## start
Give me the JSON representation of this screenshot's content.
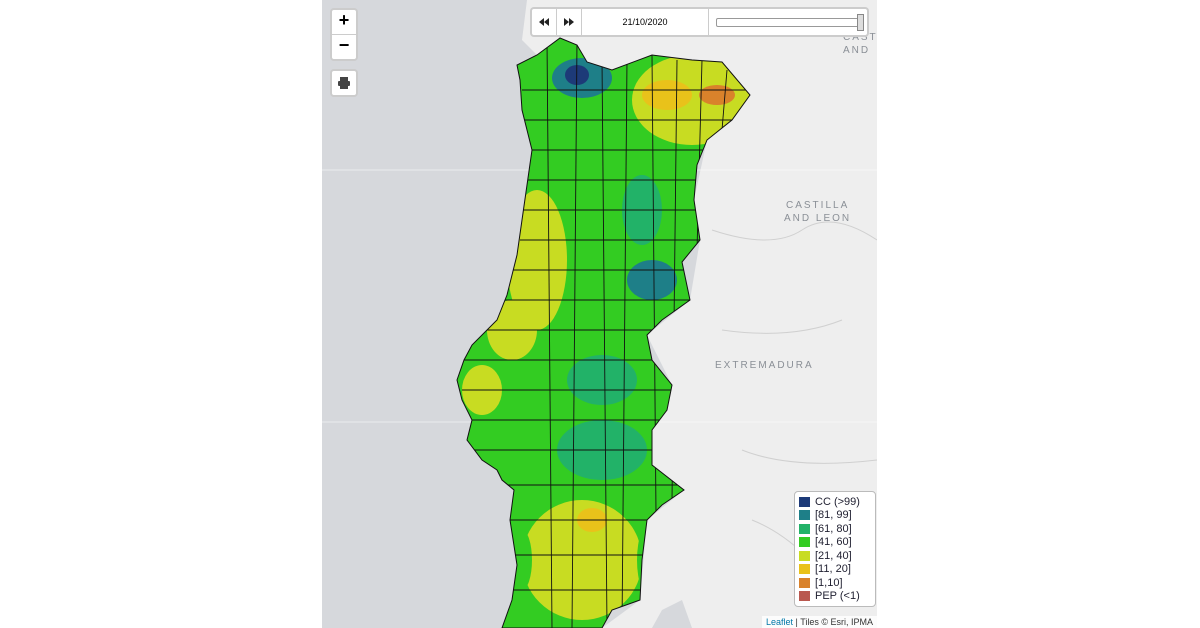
{
  "map": {
    "zoom_in": "+",
    "zoom_out": "−",
    "timeline": {
      "date": "21/10/2020"
    },
    "place_labels": {
      "castilla_cut_1": "CAST",
      "castilla_cut_2": "AND",
      "castilla_1": "CASTILLA",
      "castilla_2": "AND LEON",
      "extremadura": "EXTREMADURA"
    },
    "legend": [
      {
        "label": "CC (>99)",
        "color": "#1d3a78"
      },
      {
        "label": "[81, 99]",
        "color": "#1e7f88"
      },
      {
        "label": "[61, 80]",
        "color": "#22b268"
      },
      {
        "label": "[41, 60]",
        "color": "#33cc22"
      },
      {
        "label": "[21, 40]",
        "color": "#c8dc22"
      },
      {
        "label": "[11, 20]",
        "color": "#e9c21a"
      },
      {
        "label": "[1,10]",
        "color": "#d9822b"
      },
      {
        "label": "PEP (<1)",
        "color": "#b9584f"
      }
    ],
    "attribution": {
      "link": "Leaflet",
      "text": " | Tiles © Esri, IPMA"
    }
  }
}
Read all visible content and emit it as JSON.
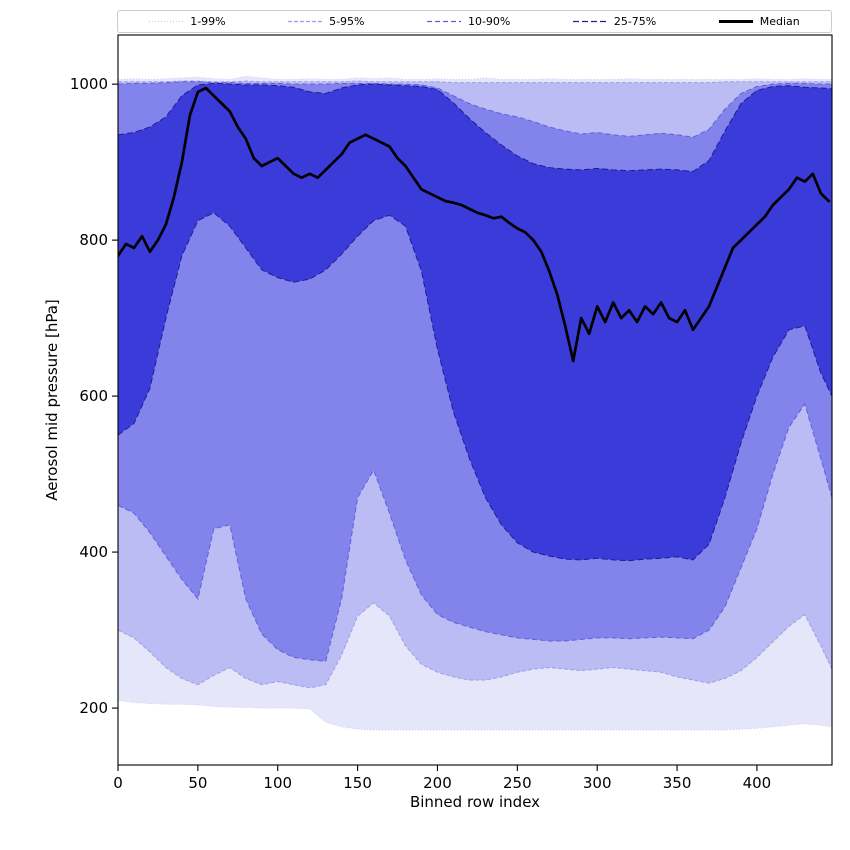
{
  "chart_data": {
    "type": "area",
    "title": "",
    "xlabel": "Binned row index",
    "ylabel": "Aerosol mid pressure [hPa]",
    "xlim": [
      0,
      447
    ],
    "ylim": [
      127,
      1063
    ],
    "xticks": [
      0,
      50,
      100,
      150,
      200,
      250,
      300,
      350,
      400
    ],
    "yticks": [
      200,
      400,
      600,
      800,
      1000
    ],
    "grid": false,
    "legend_position": "top",
    "x": [
      0,
      10,
      20,
      30,
      40,
      50,
      60,
      70,
      80,
      90,
      100,
      110,
      120,
      130,
      140,
      150,
      160,
      170,
      180,
      190,
      200,
      210,
      220,
      230,
      240,
      250,
      260,
      270,
      280,
      290,
      300,
      310,
      320,
      330,
      340,
      350,
      360,
      370,
      380,
      390,
      400,
      410,
      420,
      430,
      440,
      447
    ],
    "series": {
      "p01": [
        210,
        207,
        206,
        205,
        205,
        204,
        202,
        201,
        201,
        200,
        200,
        200,
        199,
        182,
        176,
        173,
        172,
        172,
        172,
        172,
        172,
        172,
        172,
        172,
        172,
        172,
        172,
        172,
        172,
        172,
        172,
        172,
        172,
        172,
        172,
        172,
        172,
        172,
        172,
        173,
        174,
        176,
        178,
        180,
        178,
        176
      ],
      "p05": [
        300,
        290,
        272,
        252,
        238,
        230,
        242,
        252,
        238,
        230,
        234,
        230,
        226,
        230,
        268,
        318,
        335,
        318,
        280,
        256,
        246,
        240,
        236,
        236,
        240,
        246,
        250,
        252,
        250,
        248,
        250,
        252,
        250,
        248,
        246,
        240,
        236,
        232,
        238,
        248,
        265,
        285,
        305,
        320,
        280,
        250
      ],
      "p10": [
        460,
        450,
        425,
        395,
        365,
        340,
        430,
        435,
        340,
        295,
        275,
        265,
        262,
        260,
        340,
        470,
        505,
        450,
        390,
        345,
        320,
        310,
        304,
        298,
        294,
        290,
        288,
        286,
        286,
        288,
        290,
        290,
        289,
        290,
        291,
        290,
        289,
        300,
        330,
        380,
        430,
        500,
        560,
        590,
        520,
        470
      ],
      "p25": [
        550,
        565,
        610,
        700,
        780,
        825,
        835,
        818,
        790,
        762,
        752,
        746,
        750,
        762,
        782,
        805,
        825,
        832,
        818,
        760,
        660,
        580,
        520,
        470,
        435,
        412,
        400,
        395,
        391,
        390,
        392,
        390,
        389,
        391,
        392,
        394,
        390,
        410,
        470,
        540,
        600,
        650,
        685,
        690,
        630,
        600
      ],
      "p75": [
        935,
        938,
        945,
        958,
        985,
        999,
        1001,
        1000,
        999,
        999,
        998,
        996,
        990,
        988,
        995,
        999,
        1000,
        999,
        998,
        997,
        993,
        976,
        956,
        938,
        922,
        908,
        898,
        893,
        891,
        890,
        892,
        890,
        889,
        890,
        891,
        890,
        888,
        902,
        940,
        975,
        992,
        997,
        998,
        996,
        995,
        994
      ],
      "p90": [
        1000,
        1001,
        1001,
        1002,
        1003,
        1003,
        1002,
        1002,
        1001,
        1001,
        1001,
        1000,
        1000,
        1000,
        1001,
        1001,
        1001,
        1000,
        1000,
        999,
        995,
        985,
        975,
        968,
        962,
        958,
        952,
        945,
        940,
        936,
        938,
        935,
        933,
        935,
        937,
        935,
        932,
        942,
        968,
        988,
        997,
        1000,
        1001,
        1001,
        1000,
        1000
      ],
      "p95": [
        1003,
        1003,
        1003,
        1003,
        1004,
        1004,
        1003,
        1003,
        1004,
        1003,
        1003,
        1003,
        1003,
        1003,
        1003,
        1004,
        1003,
        1003,
        1003,
        1003,
        1003,
        1002,
        1002,
        1002,
        1002,
        1002,
        1002,
        1002,
        1002,
        1002,
        1002,
        1002,
        1002,
        1002,
        1002,
        1002,
        1002,
        1002,
        1003,
        1003,
        1003,
        1003,
        1003,
        1003,
        1003,
        1003
      ],
      "p99": [
        1006,
        1007,
        1006,
        1007,
        1008,
        1009,
        1007,
        1006,
        1010,
        1008,
        1006,
        1006,
        1007,
        1006,
        1006,
        1008,
        1007,
        1008,
        1006,
        1006,
        1007,
        1006,
        1006,
        1008,
        1006,
        1006,
        1006,
        1007,
        1006,
        1006,
        1006,
        1006,
        1007,
        1006,
        1006,
        1006,
        1006,
        1006,
        1006,
        1006,
        1007,
        1006,
        1006,
        1007,
        1006,
        1006
      ]
    },
    "bands": [
      {
        "label": "1-99%",
        "lower": "p01",
        "upper": "p99",
        "fill": "#e6e6fa",
        "edge": "#c9c9ee",
        "dash": "1,2"
      },
      {
        "label": "5-95%",
        "lower": "p05",
        "upper": "p95",
        "fill": "#bcbcf4",
        "edge": "#9d9de6",
        "dash": "4,2"
      },
      {
        "label": "10-90%",
        "lower": "p10",
        "upper": "p90",
        "fill": "#8383ec",
        "edge": "#5e5ee0",
        "dash": "5,3"
      },
      {
        "label": "25-75%",
        "lower": "p25",
        "upper": "p75",
        "fill": "#3b3bda",
        "edge": "#1d1d94",
        "dash": "6,3"
      }
    ],
    "median": {
      "label": "Median",
      "color": "#000000",
      "width": 2.7,
      "x": [
        0,
        5,
        10,
        15,
        20,
        25,
        30,
        35,
        40,
        45,
        50,
        55,
        60,
        65,
        70,
        75,
        80,
        85,
        90,
        95,
        100,
        105,
        110,
        115,
        120,
        125,
        130,
        135,
        140,
        145,
        150,
        155,
        160,
        165,
        170,
        175,
        180,
        185,
        190,
        195,
        200,
        205,
        210,
        215,
        220,
        225,
        230,
        235,
        240,
        245,
        250,
        255,
        260,
        265,
        270,
        275,
        280,
        285,
        290,
        295,
        300,
        305,
        310,
        315,
        320,
        325,
        330,
        335,
        340,
        345,
        350,
        355,
        360,
        365,
        370,
        375,
        380,
        385,
        390,
        395,
        400,
        405,
        410,
        415,
        420,
        425,
        430,
        435,
        440,
        445
      ],
      "values": [
        780,
        795,
        790,
        805,
        785,
        800,
        820,
        855,
        900,
        960,
        990,
        995,
        985,
        975,
        965,
        945,
        930,
        905,
        895,
        900,
        905,
        895,
        885,
        880,
        885,
        880,
        890,
        900,
        910,
        925,
        930,
        935,
        930,
        925,
        920,
        905,
        895,
        880,
        865,
        860,
        855,
        850,
        848,
        845,
        840,
        835,
        832,
        828,
        830,
        822,
        815,
        810,
        800,
        785,
        760,
        730,
        690,
        645,
        700,
        680,
        715,
        695,
        720,
        700,
        710,
        695,
        715,
        705,
        720,
        700,
        695,
        710,
        685,
        700,
        715,
        740,
        765,
        790,
        800,
        810,
        820,
        830,
        845,
        855,
        865,
        880,
        875,
        885,
        860,
        850
      ]
    }
  }
}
## end
Problem description:
In the records above, find each line holding "edge" and copy it.

Full response:
        "edge": "#c9c9ee",
        "edge": "#9d9de6",
        "edge": "#5e5ee0",
        "edge": "#1d1d94",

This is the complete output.